- _Task requirements_
Scan the lines below for the word "subtitle". Copy each line you find it in.

Records from a dataset
Start

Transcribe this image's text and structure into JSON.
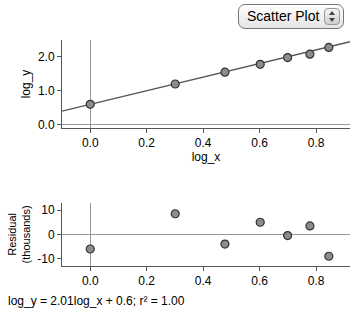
{
  "control": "Scatter Plot",
  "caption": "log_y = 2.01log_x + 0.6; r² = 1.00",
  "chart_data": [
    {
      "type": "scatter",
      "x_label": "log_x",
      "y_label": [
        "log_y"
      ],
      "x": [
        0,
        0.301,
        0.477,
        0.602,
        0.699,
        0.778,
        0.845
      ],
      "values": [
        0.6,
        1.2,
        1.55,
        1.78,
        1.98,
        2.08,
        2.28
      ],
      "color": "#8c8c8c",
      "marker": "circle",
      "fit_line": {
        "slope": 2.01,
        "intercept": 0.6,
        "color": "#555555"
      },
      "xlim": [
        -0.1,
        0.92
      ],
      "ylim": [
        -0.1,
        2.5
      ],
      "xticks": [
        {
          "value": 0,
          "label": "0.0"
        },
        {
          "value": 0.2,
          "label": "0.2"
        },
        {
          "value": 0.4,
          "label": "0.4"
        },
        {
          "value": 0.6,
          "label": "0.6"
        },
        {
          "value": 0.8,
          "label": "0.8"
        }
      ],
      "yticks": [
        {
          "value": 0,
          "label": "0.0"
        },
        {
          "value": 1,
          "label": "1.0"
        },
        {
          "value": 2,
          "label": "2.0"
        }
      ],
      "grid": false
    },
    {
      "type": "scatter",
      "y_label": [
        "Residual",
        "(thousands)"
      ],
      "x": [
        0,
        0.301,
        0.477,
        0.602,
        0.699,
        0.778,
        0.845
      ],
      "values": [
        -6,
        8.5,
        -4,
        5,
        -0.5,
        3.5,
        -9
      ],
      "color": "#8c8c8c",
      "marker": "circle",
      "xlim": [
        -0.1,
        0.92
      ],
      "ylim": [
        -13,
        13
      ],
      "xticks": [
        {
          "value": 0,
          "label": "0.0"
        },
        {
          "value": 0.2,
          "label": "0.2"
        },
        {
          "value": 0.4,
          "label": "0.4"
        },
        {
          "value": 0.6,
          "label": "0.6"
        },
        {
          "value": 0.8,
          "label": "0.8"
        }
      ],
      "yticks": [
        -10,
        0,
        10
      ],
      "grid": false
    }
  ]
}
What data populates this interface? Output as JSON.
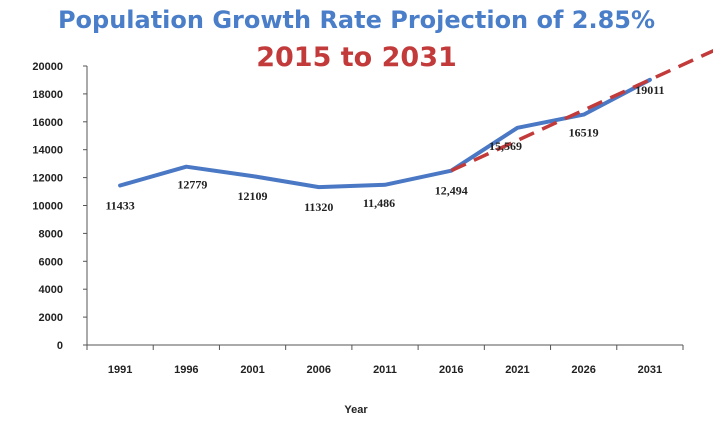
{
  "title": "Population Growth Rate Projection of 2.85%",
  "subtitle": "2015 to 2031",
  "colors": {
    "title": "#4a7ec9",
    "subtitle": "#c23a3a",
    "line": "#4a78c4",
    "projection": "#c23a3a",
    "axis": "#555555"
  },
  "chart_data": {
    "type": "line",
    "categories": [
      "1991",
      "1996",
      "2001",
      "2006",
      "2011",
      "2016",
      "2021",
      "2026",
      "2031"
    ],
    "xlabel": "Year",
    "ylabel": "",
    "ylim": [
      0,
      20000
    ],
    "yticks": [
      "0",
      "2000",
      "4000",
      "6000",
      "8000",
      "10000",
      "12000",
      "14000",
      "16000",
      "18000",
      "20000"
    ],
    "grid": false,
    "series": [
      {
        "values": [
          11433,
          12779,
          12109,
          11320,
          11486,
          12494,
          15569,
          16519,
          19011
        ],
        "labels": [
          "11433",
          "12779",
          "12109",
          "11320",
          "11,486",
          "12,494",
          "15,569",
          "16519",
          "19011"
        ],
        "style": "solid"
      },
      {
        "x": [
          "2016",
          "2031"
        ],
        "values": [
          12494,
          19011
        ],
        "style": "dashed-arrow"
      }
    ]
  }
}
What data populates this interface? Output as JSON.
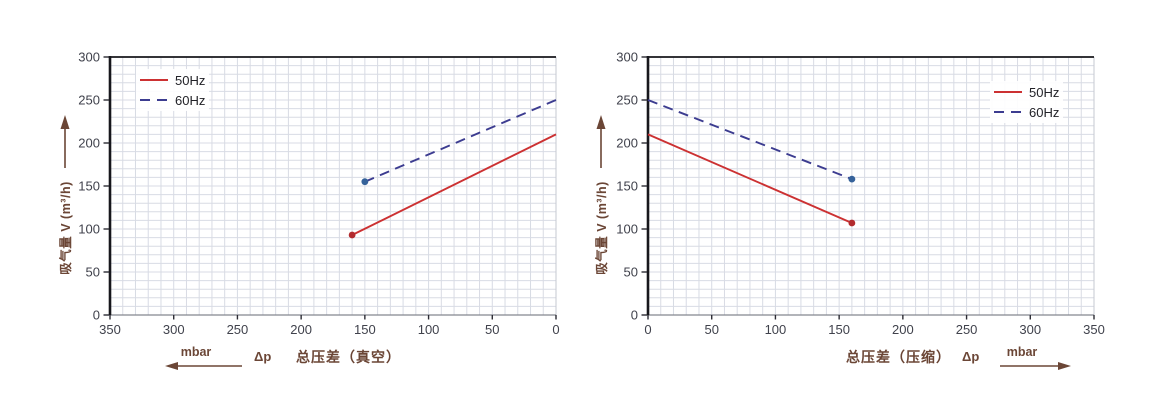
{
  "colors": {
    "red_line": "#cc3132",
    "red_marker": "#b22b2e",
    "blue_line": "#3c3c90",
    "blue_marker": "#35629a",
    "grid": "#d8dbe4",
    "spine_dark": "#17171c",
    "spine_bottom": "#85878f",
    "spine_right": "#c6c9d1",
    "tick_text": "#40424c",
    "axis_label": "#6b4636"
  },
  "chart_data": [
    {
      "type": "line",
      "title": "",
      "xlabel": "总压差（真空）",
      "dp_label": "Δp",
      "x_unit": "mbar",
      "x_arrow_dir": "left",
      "ylabel": "吸气量 V (m³/h)",
      "xlim": [
        0,
        350
      ],
      "ylim": [
        0,
        300
      ],
      "x_dir": "reversed",
      "xticks": [
        350,
        300,
        250,
        200,
        150,
        100,
        50,
        0
      ],
      "yticks": [
        0,
        50,
        100,
        150,
        200,
        250,
        300
      ],
      "grid": {
        "minor_step_x": 10,
        "minor_step_y": 10
      },
      "legend_position": "top-left",
      "series": [
        {
          "name": "50Hz",
          "style": "solid",
          "color": "#cc3132",
          "marker_color": "#b22b2e",
          "points": [
            [
              0,
              210
            ],
            [
              160,
              93
            ]
          ]
        },
        {
          "name": "60Hz",
          "style": "dashed",
          "color": "#3c3c90",
          "marker_color": "#35629a",
          "points": [
            [
              0,
              250
            ],
            [
              150,
              155
            ]
          ]
        }
      ]
    },
    {
      "type": "line",
      "title": "",
      "xlabel": "总压差（压缩）",
      "dp_label": "Δp",
      "x_unit": "mbar",
      "x_arrow_dir": "right",
      "ylabel": "吸气量 V (m³/h)",
      "xlim": [
        0,
        350
      ],
      "ylim": [
        0,
        300
      ],
      "x_dir": "normal",
      "xticks": [
        0,
        50,
        100,
        150,
        200,
        250,
        300,
        350
      ],
      "yticks": [
        0,
        50,
        100,
        150,
        200,
        250,
        300
      ],
      "grid": {
        "minor_step_x": 10,
        "minor_step_y": 10
      },
      "legend_position": "top-right",
      "series": [
        {
          "name": "50Hz",
          "style": "solid",
          "color": "#cc3132",
          "marker_color": "#b22b2e",
          "points": [
            [
              0,
              210
            ],
            [
              160,
              107
            ]
          ]
        },
        {
          "name": "60Hz",
          "style": "dashed",
          "color": "#3c3c90",
          "marker_color": "#35629a",
          "points": [
            [
              0,
              250
            ],
            [
              160,
              158
            ]
          ]
        }
      ]
    }
  ]
}
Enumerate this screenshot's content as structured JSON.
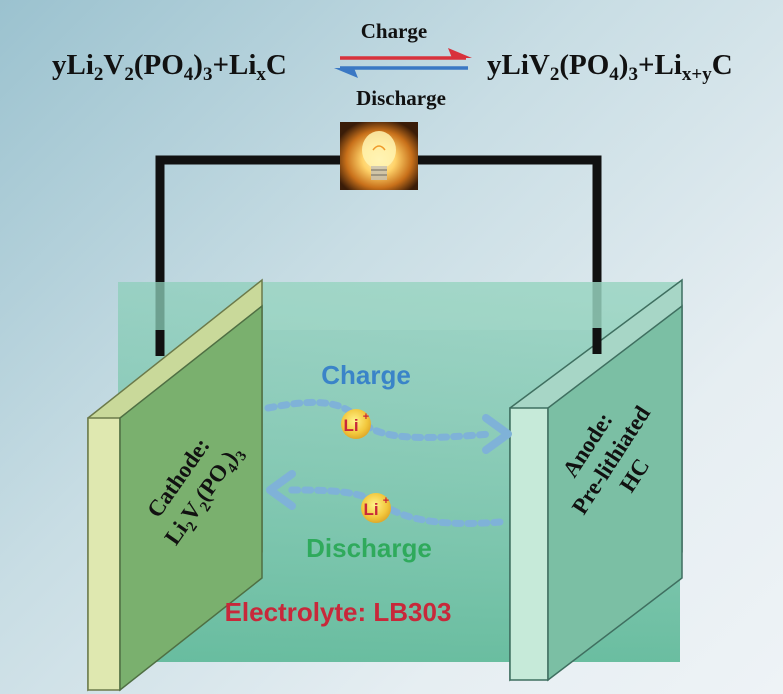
{
  "equation": {
    "left": {
      "parts": [
        {
          "t": "yLi",
          "s": ""
        },
        {
          "t": "2",
          "s": "sub"
        },
        {
          "t": "V",
          "s": ""
        },
        {
          "t": "2",
          "s": "sub"
        },
        {
          "t": "(PO",
          "s": ""
        },
        {
          "t": "4",
          "s": "sub"
        },
        {
          "t": ")",
          "s": ""
        },
        {
          "t": "3",
          "s": "sub"
        },
        {
          "t": "+Li",
          "s": ""
        },
        {
          "t": "x",
          "s": "sub"
        },
        {
          "t": "C",
          "s": ""
        }
      ]
    },
    "right": {
      "parts": [
        {
          "t": "yLiV",
          "s": ""
        },
        {
          "t": "2",
          "s": "sub"
        },
        {
          "t": "(PO",
          "s": ""
        },
        {
          "t": "4",
          "s": "sub"
        },
        {
          "t": ")",
          "s": ""
        },
        {
          "t": "3",
          "s": "sub"
        },
        {
          "t": "+Li",
          "s": ""
        },
        {
          "t": "x+y",
          "s": "sub"
        },
        {
          "t": "C",
          "s": ""
        }
      ]
    },
    "charge_label": "Charge",
    "discharge_label": "Discharge",
    "charge_arrow_color": "#d8323c",
    "discharge_arrow_color": "#3a78c4"
  },
  "bulb": {
    "icon": "light-bulb-icon"
  },
  "cell": {
    "electrolyte_color": "#6fbfa3",
    "cathode": {
      "line1": "Cathode:",
      "line2_parts": [
        {
          "t": "Li",
          "s": ""
        },
        {
          "t": "2",
          "s": "sub"
        },
        {
          "t": "V",
          "s": ""
        },
        {
          "t": "2",
          "s": "sub"
        },
        {
          "t": "(PO",
          "s": ""
        },
        {
          "t": "4",
          "s": "sub"
        },
        {
          "t": ")",
          "s": ""
        },
        {
          "t": "3",
          "s": "sub"
        }
      ]
    },
    "anode": {
      "line1": "Anode:",
      "line2": "Pre-lithiated",
      "line3": "HC"
    },
    "charge_label": "Charge",
    "charge_color": "#3a84c8",
    "discharge_label": "Discharge",
    "discharge_color": "#2faa5c",
    "ion_label": "Li",
    "ion_charge": "+",
    "electrolyte_label": "Electrolyte: LB303",
    "electrolyte_label_color": "#c8283a"
  }
}
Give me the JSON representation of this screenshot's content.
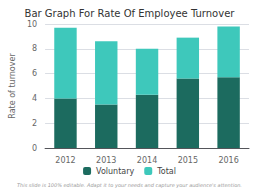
{
  "chart_data": {
    "type": "bar",
    "title": "Bar Graph For Rate Of Employee Turnover",
    "ylabel": "Rate of turnover",
    "categories": [
      "2012",
      "2013",
      "2014",
      "2015",
      "2016"
    ],
    "series": [
      {
        "name": "Voluntary",
        "color": "#1c6b5f",
        "values": [
          4.0,
          3.5,
          4.3,
          5.6,
          5.7
        ]
      },
      {
        "name": "Total",
        "color": "#3ec8bb",
        "values": [
          5.7,
          5.1,
          3.7,
          3.3,
          4.1
        ]
      }
    ],
    "stacked": true,
    "ylim": [
      0,
      10
    ],
    "yticks": [
      0,
      2,
      4,
      6,
      8,
      10
    ],
    "grid": true,
    "legend": "bottom",
    "annotations": [
      "This slide is 100% editable. Adapt it to your needs and capture your audience's attention."
    ]
  }
}
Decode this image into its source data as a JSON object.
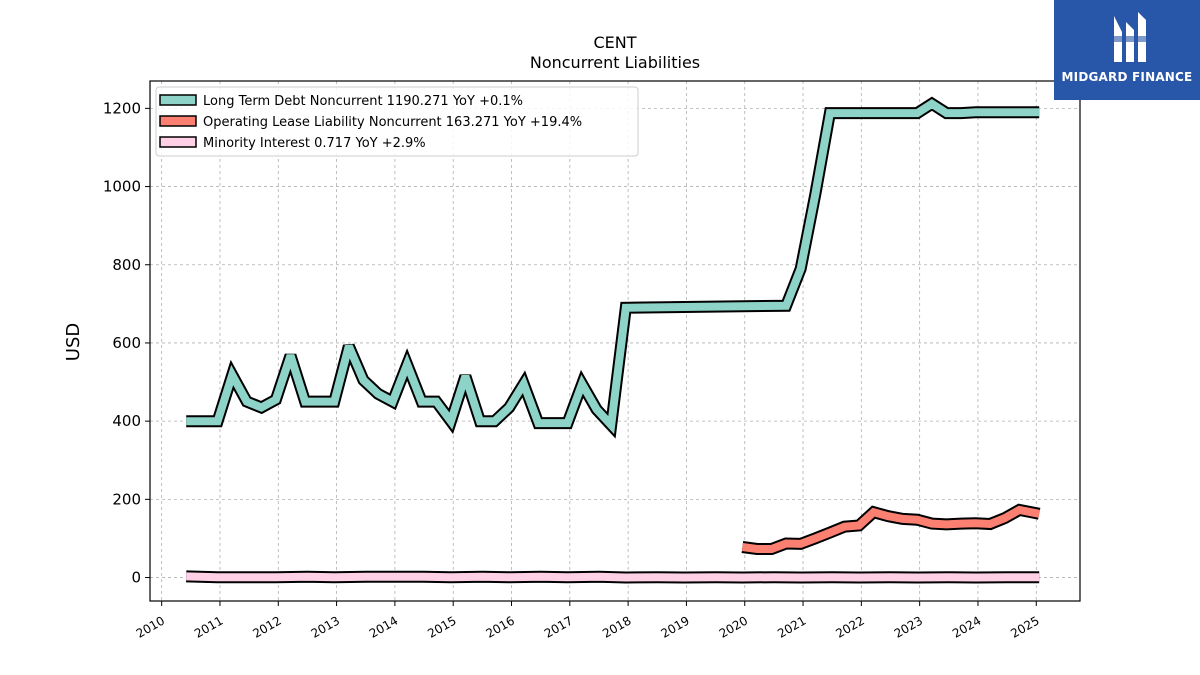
{
  "chart_data": {
    "type": "line",
    "title": "CENT",
    "subtitle": "Noncurrent  Liabilities",
    "ylabel": "USD",
    "xlabel": "",
    "xlim": [
      2009.8,
      2025.75
    ],
    "ylim": [
      -60,
      1270
    ],
    "yticks": [
      0,
      200,
      400,
      600,
      800,
      1000,
      1200
    ],
    "xticks": [
      "2010",
      "2011",
      "2012",
      "2013",
      "2014",
      "2015",
      "2016",
      "2017",
      "2018",
      "2019",
      "2020",
      "2021",
      "2022",
      "2023",
      "2024",
      "2025"
    ],
    "grid": true,
    "legend_position": "top-left",
    "series": [
      {
        "name": "Long Term Debt Noncurrent  1190.271 YoY +0.1%",
        "color": "#8dd3c7",
        "x": [
          2010.42,
          2010.67,
          2010.96,
          2011.21,
          2011.46,
          2011.71,
          2011.96,
          2012.21,
          2012.46,
          2012.71,
          2012.96,
          2013.21,
          2013.46,
          2013.71,
          2013.96,
          2014.21,
          2014.46,
          2014.71,
          2014.96,
          2015.21,
          2015.46,
          2015.71,
          2015.96,
          2016.21,
          2016.46,
          2016.71,
          2016.96,
          2017.21,
          2017.46,
          2017.71,
          2017.96,
          2018.96,
          2019.96,
          2020.71,
          2020.96,
          2021.21,
          2021.46,
          2021.71,
          2021.96,
          2022.21,
          2022.46,
          2022.71,
          2022.96,
          2023.21,
          2023.46,
          2023.71,
          2023.96,
          2024.21,
          2024.46,
          2024.71,
          2025.05
        ],
        "values": [
          400,
          400,
          400,
          518,
          450,
          435,
          455,
          568,
          450,
          450,
          450,
          592,
          505,
          470,
          450,
          545,
          450,
          450,
          400,
          515,
          400,
          400,
          435,
          495,
          395,
          395,
          395,
          495,
          430,
          390,
          690,
          692,
          694,
          695,
          790,
          980,
          1188,
          1188,
          1188,
          1188,
          1188,
          1188,
          1188,
          1212,
          1188,
          1188,
          1190,
          1190,
          1190,
          1190,
          1190
        ]
      },
      {
        "name": "Operating Lease Liability Noncurrent  163.271 YoY +19.4%",
        "color": "#fb8072",
        "x": [
          2019.96,
          2020.21,
          2020.46,
          2020.71,
          2020.96,
          2021.21,
          2021.46,
          2021.71,
          2021.96,
          2022.21,
          2022.46,
          2022.71,
          2022.96,
          2023.21,
          2023.46,
          2023.71,
          2023.96,
          2024.21,
          2024.46,
          2024.71,
          2025.05
        ],
        "values": [
          78,
          73,
          73,
          87,
          86,
          100,
          115,
          130,
          133,
          167,
          157,
          150,
          148,
          138,
          136,
          138,
          139,
          137,
          152,
          173,
          163
        ]
      },
      {
        "name": "Minority Interest  0.717 YoY +2.9%",
        "color": "#ffd0e6",
        "x": [
          2010.42,
          2010.96,
          2011.5,
          2011.96,
          2012.5,
          2012.96,
          2013.5,
          2013.96,
          2014.5,
          2014.96,
          2015.5,
          2015.96,
          2016.5,
          2016.96,
          2017.5,
          2017.96,
          2018.5,
          2018.96,
          2019.5,
          2019.96,
          2020.5,
          2020.96,
          2021.5,
          2021.96,
          2022.5,
          2022.96,
          2023.5,
          2023.96,
          2024.5,
          2025.05
        ],
        "values": [
          3,
          1,
          1,
          1,
          2,
          1,
          2,
          2,
          2,
          1,
          2,
          1,
          2,
          1,
          2,
          0,
          1,
          0,
          1,
          0,
          1,
          0,
          1,
          0,
          1,
          0,
          1,
          0,
          1,
          0.7
        ]
      }
    ]
  },
  "logo": {
    "text": "MIDGARD FINANCE",
    "background": "#2856a8"
  }
}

End

- _Exercise solution_
  "subtitle": "2015 to 2031",
    "subtitle": "#c23a3a",
    "subtitle": "Noncurrent  Liabilities",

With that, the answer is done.